PROMPT -
Reproduce the listing below verbatim.

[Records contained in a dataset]
-- BEGIN --

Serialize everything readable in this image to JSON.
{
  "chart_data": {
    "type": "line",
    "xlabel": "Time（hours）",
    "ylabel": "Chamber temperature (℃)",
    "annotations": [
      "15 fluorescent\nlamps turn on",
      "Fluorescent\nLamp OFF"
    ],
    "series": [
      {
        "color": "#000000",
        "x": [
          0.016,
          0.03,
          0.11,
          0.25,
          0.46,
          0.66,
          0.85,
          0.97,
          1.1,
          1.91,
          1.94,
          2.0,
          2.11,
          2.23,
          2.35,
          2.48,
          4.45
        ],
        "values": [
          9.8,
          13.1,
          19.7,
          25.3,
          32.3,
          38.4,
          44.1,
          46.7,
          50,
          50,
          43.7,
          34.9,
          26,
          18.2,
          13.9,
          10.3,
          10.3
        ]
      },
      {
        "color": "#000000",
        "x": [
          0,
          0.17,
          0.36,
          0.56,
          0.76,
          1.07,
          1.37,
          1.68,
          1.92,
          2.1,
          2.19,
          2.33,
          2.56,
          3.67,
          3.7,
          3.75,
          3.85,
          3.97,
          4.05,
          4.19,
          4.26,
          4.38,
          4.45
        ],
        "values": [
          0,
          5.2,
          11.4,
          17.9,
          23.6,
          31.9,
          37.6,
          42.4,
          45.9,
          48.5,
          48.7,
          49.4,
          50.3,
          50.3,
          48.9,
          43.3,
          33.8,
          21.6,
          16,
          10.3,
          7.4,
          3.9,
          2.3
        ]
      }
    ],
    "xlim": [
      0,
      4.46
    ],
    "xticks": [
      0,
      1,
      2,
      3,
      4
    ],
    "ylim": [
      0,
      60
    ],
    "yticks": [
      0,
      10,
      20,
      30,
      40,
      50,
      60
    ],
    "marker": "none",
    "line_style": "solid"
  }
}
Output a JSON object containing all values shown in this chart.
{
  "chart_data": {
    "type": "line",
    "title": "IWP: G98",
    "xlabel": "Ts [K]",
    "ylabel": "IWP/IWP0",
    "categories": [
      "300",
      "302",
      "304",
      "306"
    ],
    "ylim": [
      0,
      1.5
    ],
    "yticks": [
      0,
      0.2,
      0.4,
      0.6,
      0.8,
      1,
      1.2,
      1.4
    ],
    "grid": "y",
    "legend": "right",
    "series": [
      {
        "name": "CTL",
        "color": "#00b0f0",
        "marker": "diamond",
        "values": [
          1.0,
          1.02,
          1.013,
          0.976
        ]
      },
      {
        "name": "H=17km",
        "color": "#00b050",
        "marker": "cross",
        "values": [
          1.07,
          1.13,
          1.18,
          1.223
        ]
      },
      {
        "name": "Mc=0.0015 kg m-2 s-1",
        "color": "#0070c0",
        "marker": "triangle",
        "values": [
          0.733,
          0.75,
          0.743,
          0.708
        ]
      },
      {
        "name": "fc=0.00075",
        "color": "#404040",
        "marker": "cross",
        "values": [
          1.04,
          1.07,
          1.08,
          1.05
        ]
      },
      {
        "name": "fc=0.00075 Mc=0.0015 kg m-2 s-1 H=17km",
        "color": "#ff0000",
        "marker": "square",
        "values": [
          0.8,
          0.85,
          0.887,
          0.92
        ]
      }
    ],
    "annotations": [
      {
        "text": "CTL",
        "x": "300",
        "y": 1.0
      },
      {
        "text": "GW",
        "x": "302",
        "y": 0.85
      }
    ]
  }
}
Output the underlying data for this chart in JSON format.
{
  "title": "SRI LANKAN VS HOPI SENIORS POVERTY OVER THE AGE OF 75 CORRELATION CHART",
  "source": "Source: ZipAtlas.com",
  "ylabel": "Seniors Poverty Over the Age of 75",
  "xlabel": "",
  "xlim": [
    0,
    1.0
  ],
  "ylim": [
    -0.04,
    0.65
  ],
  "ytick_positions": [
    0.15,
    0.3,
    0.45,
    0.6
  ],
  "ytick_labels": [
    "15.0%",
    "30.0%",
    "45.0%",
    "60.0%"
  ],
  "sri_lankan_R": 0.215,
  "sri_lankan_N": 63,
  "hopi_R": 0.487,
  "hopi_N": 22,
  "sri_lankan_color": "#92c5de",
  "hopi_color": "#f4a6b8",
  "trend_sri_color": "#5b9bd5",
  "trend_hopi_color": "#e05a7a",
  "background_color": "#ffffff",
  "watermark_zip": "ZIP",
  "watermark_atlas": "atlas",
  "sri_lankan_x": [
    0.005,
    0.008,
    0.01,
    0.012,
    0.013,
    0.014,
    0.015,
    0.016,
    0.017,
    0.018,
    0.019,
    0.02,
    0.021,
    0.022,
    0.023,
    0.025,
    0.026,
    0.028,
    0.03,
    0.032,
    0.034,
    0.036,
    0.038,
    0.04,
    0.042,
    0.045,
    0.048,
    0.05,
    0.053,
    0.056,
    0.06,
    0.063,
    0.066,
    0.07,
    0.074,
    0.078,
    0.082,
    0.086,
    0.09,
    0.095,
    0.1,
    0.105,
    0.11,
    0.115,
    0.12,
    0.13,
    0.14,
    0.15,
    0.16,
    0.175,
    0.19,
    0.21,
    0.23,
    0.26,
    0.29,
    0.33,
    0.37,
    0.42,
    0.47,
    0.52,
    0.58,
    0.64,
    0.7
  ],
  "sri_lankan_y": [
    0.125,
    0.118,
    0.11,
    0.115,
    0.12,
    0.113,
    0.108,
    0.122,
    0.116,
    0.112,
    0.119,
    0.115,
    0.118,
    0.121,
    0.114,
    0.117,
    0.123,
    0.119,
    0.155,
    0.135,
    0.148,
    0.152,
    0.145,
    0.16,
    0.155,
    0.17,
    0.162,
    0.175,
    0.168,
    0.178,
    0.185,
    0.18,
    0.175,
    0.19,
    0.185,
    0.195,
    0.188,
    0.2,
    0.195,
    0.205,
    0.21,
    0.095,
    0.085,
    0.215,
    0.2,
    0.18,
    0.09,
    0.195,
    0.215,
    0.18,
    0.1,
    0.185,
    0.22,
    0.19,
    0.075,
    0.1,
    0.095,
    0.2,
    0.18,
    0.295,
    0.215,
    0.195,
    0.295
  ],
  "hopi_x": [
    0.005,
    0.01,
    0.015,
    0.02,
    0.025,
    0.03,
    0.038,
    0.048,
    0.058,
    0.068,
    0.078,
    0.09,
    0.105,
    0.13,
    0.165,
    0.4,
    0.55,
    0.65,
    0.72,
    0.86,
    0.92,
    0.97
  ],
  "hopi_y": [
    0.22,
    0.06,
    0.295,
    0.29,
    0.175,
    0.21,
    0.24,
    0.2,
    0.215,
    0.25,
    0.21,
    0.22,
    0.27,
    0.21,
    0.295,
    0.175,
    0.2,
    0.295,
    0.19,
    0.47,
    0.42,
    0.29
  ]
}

-- END --

EXERCISE RESULT -
Serialize everything readable in this image to JSON.
{
  "chart_data": {
    "type": "line",
    "xlabel": "Time（hours）",
    "ylabel": "Chamber temperature (℃)",
    "annotations": [
      "15 fluorescent\nlamps turn on",
      "Fluorescent\nLamp OFF"
    ],
    "series": [
      {
        "color": "#000000",
        "x": [
          0.016,
          0.03,
          0.11,
          0.25,
          0.46,
          0.66,
          0.85,
          0.97,
          1.1,
          1.91,
          1.94,
          2.0,
          2.11,
          2.23,
          2.35,
          2.48,
          4.45
        ],
        "values": [
          9.8,
          13.1,
          19.7,
          25.3,
          32.3,
          38.4,
          44.1,
          46.7,
          50,
          50,
          43.7,
          34.9,
          26,
          18.2,
          13.9,
          10.3,
          10.3
        ]
      },
      {
        "color": "#000000",
        "x": [
          0,
          0.17,
          0.36,
          0.56,
          0.76,
          1.07,
          1.37,
          1.68,
          1.92,
          2.1,
          2.19,
          2.33,
          2.56,
          3.67,
          3.7,
          3.75,
          3.85,
          3.97,
          4.05,
          4.19,
          4.26,
          4.38,
          4.45
        ],
        "values": [
          0,
          5.2,
          11.4,
          17.9,
          23.6,
          31.9,
          37.6,
          42.4,
          45.9,
          48.5,
          48.7,
          49.4,
          50.3,
          50.3,
          48.9,
          43.3,
          33.8,
          21.6,
          16,
          10.3,
          7.4,
          3.9,
          2.3
        ]
      }
    ],
    "xlim": [
      0,
      4.46
    ],
    "xticks": [
      0,
      1,
      2,
      3,
      4
    ],
    "ylim": [
      0,
      60
    ],
    "yticks": [
      0,
      10,
      20,
      30,
      40,
      50,
      60
    ],
    "marker": "none",
    "line_style": "solid"
  }
}
Output a JSON object containing all values shown in this chart.
{
  "chart_data": {
    "type": "line",
    "title": "IWP: G98",
    "xlabel": "Ts [K]",
    "ylabel": "IWP/IWP0",
    "categories": [
      "300",
      "302",
      "304",
      "306"
    ],
    "ylim": [
      0,
      1.5
    ],
    "yticks": [
      0,
      0.2,
      0.4,
      0.6,
      0.8,
      1,
      1.2,
      1.4
    ],
    "grid": "y",
    "legend": "right",
    "series": [
      {
        "name": "CTL",
        "color": "#00b0f0",
        "marker": "diamond",
        "values": [
          1.0,
          1.02,
          1.013,
          0.976
        ]
      },
      {
        "name": "H=17km",
        "color": "#00b050",
        "marker": "cross",
        "values": [
          1.07,
          1.13,
          1.18,
          1.223
        ]
      },
      {
        "name": "Mc=0.0015 kg m-2 s-1",
        "color": "#0070c0",
        "marker": "triangle",
        "values": [
          0.733,
          0.75,
          0.743,
          0.708
        ]
      },
      {
        "name": "fc=0.00075",
        "color": "#404040",
        "marker": "cross",
        "values": [
          1.04,
          1.07,
          1.08,
          1.05
        ]
      },
      {
        "name": "fc=0.00075 Mc=0.0015 kg m-2 s-1 H=17km",
        "color": "#ff0000",
        "marker": "square",
        "values": [
          0.8,
          0.85,
          0.887,
          0.92
        ]
      }
    ],
    "annotations": [
      {
        "text": "CTL",
        "x": "300",
        "y": 1.0
      },
      {
        "text": "GW",
        "x": "302",
        "y": 0.85
      }
    ]
  }
}
Output the underlying data for this chart in JSON format.
{
  "title": "SRI LANKAN VS HOPI SENIORS POVERTY OVER THE AGE OF 75 CORRELATION CHART",
  "source": "Source: ZipAtlas.com",
  "ylabel": "Seniors Poverty Over the Age of 75",
  "xlabel": "",
  "xlim": [
    0,
    1.0
  ],
  "ylim": [
    -0.04,
    0.65
  ],
  "ytick_positions": [
    0.15,
    0.3,
    0.45,
    0.6
  ],
  "ytick_labels": [
    "15.0%",
    "30.0%",
    "45.0%",
    "60.0%"
  ],
  "sri_lankan_R": 0.215,
  "sri_lankan_N": 63,
  "hopi_R": 0.487,
  "hopi_N": 22,
  "sri_lankan_color": "#92c5de",
  "hopi_color": "#f4a6b8",
  "trend_sri_color": "#5b9bd5",
  "trend_hopi_color": "#e05a7a",
  "background_color": "#ffffff",
  "watermark_zip": "ZIP",
  "watermark_atlas": "atlas",
  "sri_lankan_x": [
    0.005,
    0.008,
    0.01,
    0.012,
    0.013,
    0.014,
    0.015,
    0.016,
    0.017,
    0.018,
    0.019,
    0.02,
    0.021,
    0.022,
    0.023,
    0.025,
    0.026,
    0.028,
    0.03,
    0.032,
    0.034,
    0.036,
    0.038,
    0.04,
    0.042,
    0.045,
    0.048,
    0.05,
    0.053,
    0.056,
    0.06,
    0.063,
    0.066,
    0.07,
    0.074,
    0.078,
    0.082,
    0.086,
    0.09,
    0.095,
    0.1,
    0.105,
    0.11,
    0.115,
    0.12,
    0.13,
    0.14,
    0.15,
    0.16,
    0.175,
    0.19,
    0.21,
    0.23,
    0.26,
    0.29,
    0.33,
    0.37,
    0.42,
    0.47,
    0.52,
    0.58,
    0.64,
    0.7
  ],
  "sri_lankan_y": [
    0.125,
    0.118,
    0.11,
    0.115,
    0.12,
    0.113,
    0.108,
    0.122,
    0.116,
    0.112,
    0.119,
    0.115,
    0.118,
    0.121,
    0.114,
    0.117,
    0.123,
    0.119,
    0.155,
    0.135,
    0.148,
    0.152,
    0.145,
    0.16,
    0.155,
    0.17,
    0.162,
    0.175,
    0.168,
    0.178,
    0.185,
    0.18,
    0.175,
    0.19,
    0.185,
    0.195,
    0.188,
    0.2,
    0.195,
    0.205,
    0.21,
    0.095,
    0.085,
    0.215,
    0.2,
    0.18,
    0.09,
    0.195,
    0.215,
    0.18,
    0.1,
    0.185,
    0.22,
    0.19,
    0.075,
    0.1,
    0.095,
    0.2,
    0.18,
    0.295,
    0.215,
    0.195,
    0.295
  ],
  "hopi_x": [
    0.005,
    0.01,
    0.015,
    0.02,
    0.025,
    0.03,
    0.038,
    0.048,
    0.058,
    0.068,
    0.078,
    0.09,
    0.105,
    0.13,
    0.165,
    0.4,
    0.55,
    0.65,
    0.72,
    0.86,
    0.92,
    0.97
  ],
  "hopi_y": [
    0.22,
    0.06,
    0.295,
    0.29,
    0.175,
    0.21,
    0.24,
    0.2,
    0.215,
    0.25,
    0.21,
    0.22,
    0.27,
    0.21,
    0.295,
    0.175,
    0.2,
    0.295,
    0.19,
    0.47,
    0.42,
    0.29
  ]
}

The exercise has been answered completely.